**INSTRUCTION:** Copy out every line of the records where the string "only" occurs.

**ROWS:**
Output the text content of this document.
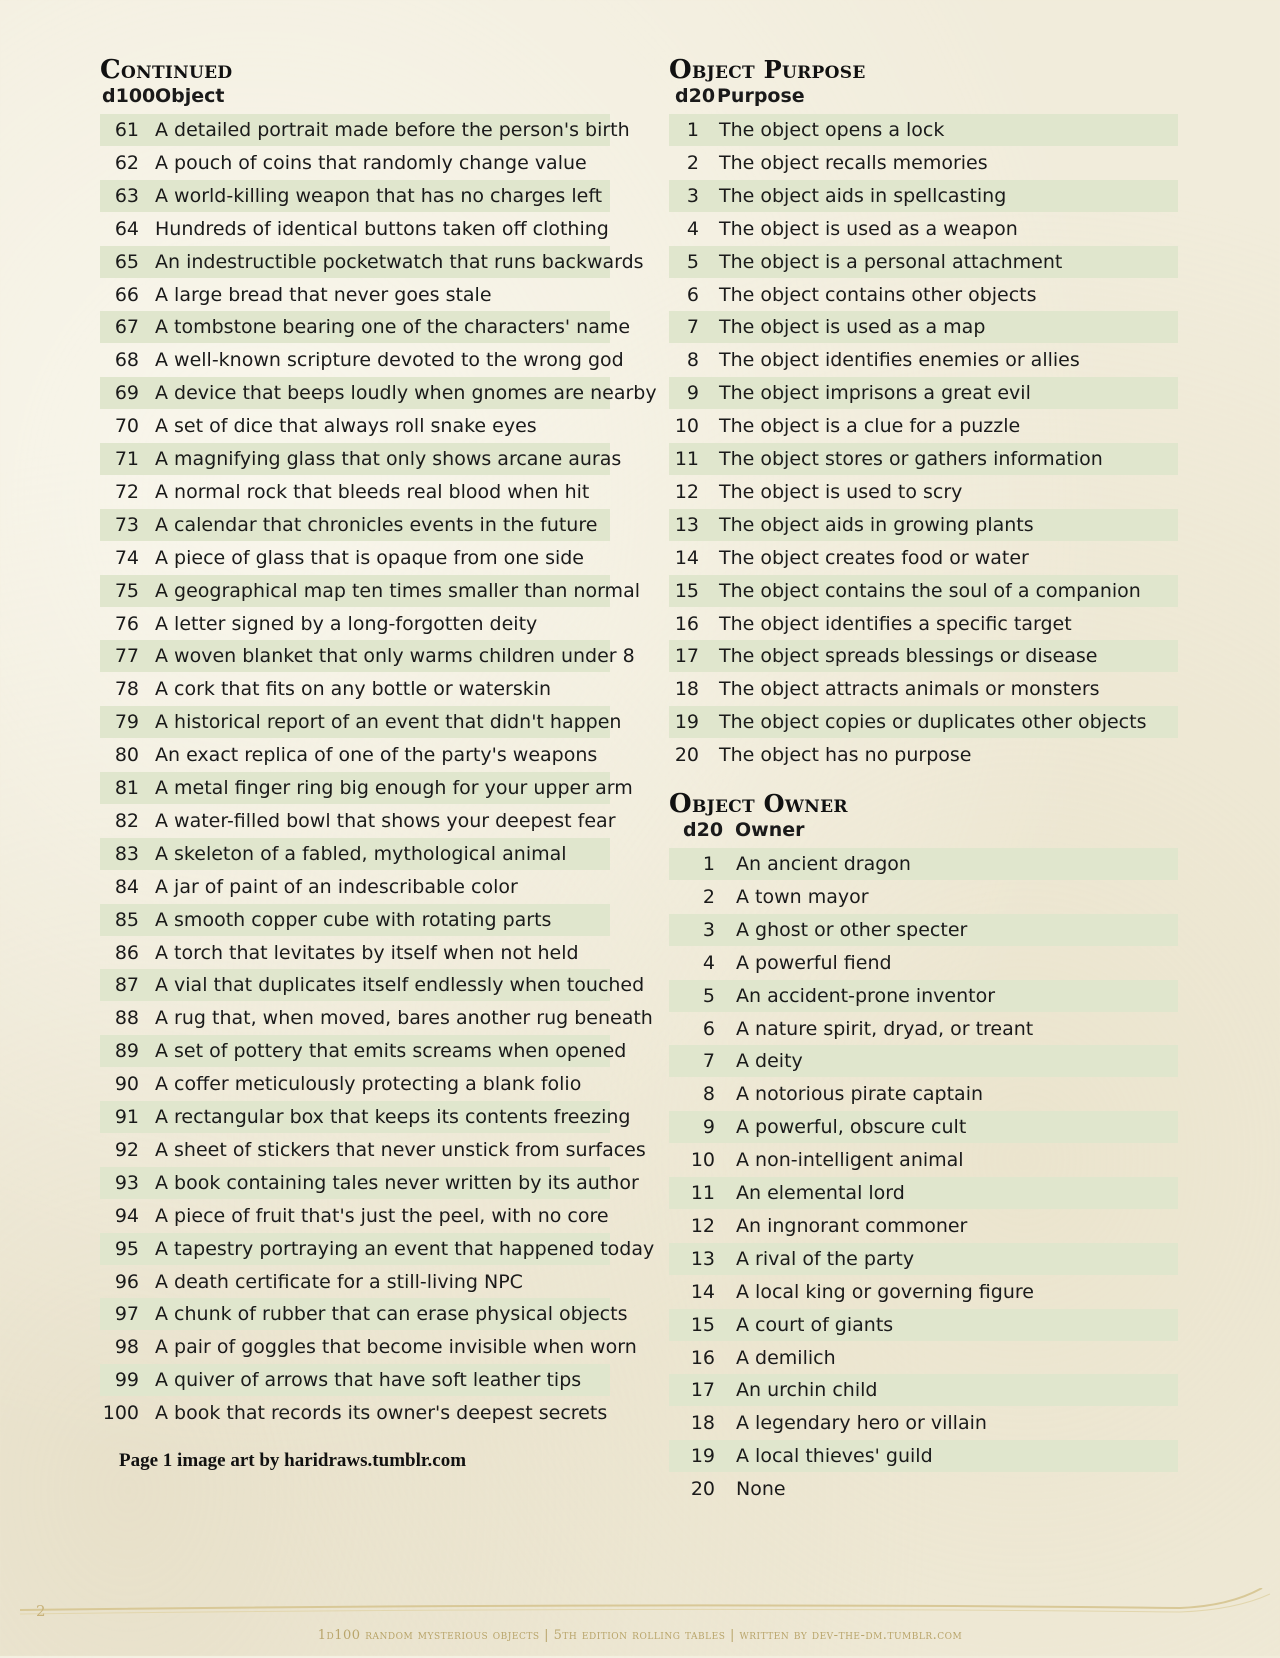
Continued
d100 Object
61 A detailed portrait made before the person's birth
62 A pouch of coins that randomly change value
63 A world-killing weapon that has no charges left
64 Hundreds of identical buttons taken off clothing
65 An indestructible pocketwatch that runs backwards
66 A large bread that never goes stale
67 A tombstone bearing one of the characters' name
68 A well-known scripture devoted to the wrong god
69 A device that beeps loudly when gnomes are nearby
70 A set of dice that always roll snake eyes
71 A magnifying glass that only shows arcane auras
72 A normal rock that bleeds real blood when hit
73 A calendar that chronicles events in the future
74 A piece of glass that is opaque from one side
75 A geographical map ten times smaller than normal
76 A letter signed by a long-forgotten deity
77 A woven blanket that only warms children under 8
78 A cork that fits on any bottle or waterskin
79 A historical report of an event that didn't happen
80 An exact replica of one of the party's weapons
81 A metal finger ring big enough for your upper arm
82 A water-filled bowl that shows your deepest fear
83 A skeleton of a fabled, mythological animal
84 A jar of paint of an indescribable color
85 A smooth copper cube with rotating parts
86 A torch that levitates by itself when not held
87 A vial that duplicates itself endlessly when touched
88 A rug that, when moved, bares another rug beneath
89 A set of pottery that emits screams when opened
90 A coffer meticulously protecting a blank folio
91 A rectangular box that keeps its contents freezing
92 A sheet of stickers that never unstick from surfaces
93 A book containing tales never written by its author
94 A piece of fruit that's just the peel, with no core
95 A tapestry portraying an event that happened today
96 A death certificate for a still-living NPC
97 A chunk of rubber that can erase physical objects
98 A pair of goggles that become invisible when worn
99 A quiver of arrows that have soft leather tips
100 A book that records its owner's deepest secrets
Page 1 image art by haridraws.tumblr.com
Object Purpose
d20 Purpose
1 The object opens a lock
2 The object recalls memories
3 The object aids in spellcasting
4 The object is used as a weapon
5 The object is a personal attachment
6 The object contains other objects
7 The object is used as a map
8 The object identifies enemies or allies
9 The object imprisons a great evil
10 The object is a clue for a puzzle
11 The object stores or gathers information
12 The object is used to scry
13 The object aids in growing plants
14 The object creates food or water
15 The object contains the soul of a companion
16 The object identifies a specific target
17 The object spreads blessings or disease
18 The object attracts animals or monsters
19 The object copies or duplicates other objects
20 The object has no purpose
Object Owner
d20 Owner
1 An ancient dragon
2 A town mayor
3 A ghost or other specter
4 A powerful fiend
5 An accident-prone inventor
6 A nature spirit, dryad, or treant
7 A deity
8 A notorious pirate captain
9 A powerful, obscure cult
10 A non-intelligent animal
11 An elemental lord
12 An ingnorant commoner
13 A rival of the party
14 A local king or governing figure
15 A court of giants
16 A demilich
17 An urchin child
18 A legendary hero or villain
19 A local thieves' guild
20 None
2
1d100 random mysterious objects | 5th edition rolling tables | written by dev-the-dm.tumblr.com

**FINISHED TASK:**
71 A magnifying glass that only shows arcane auras
77 A woven blanket that only warms children under 8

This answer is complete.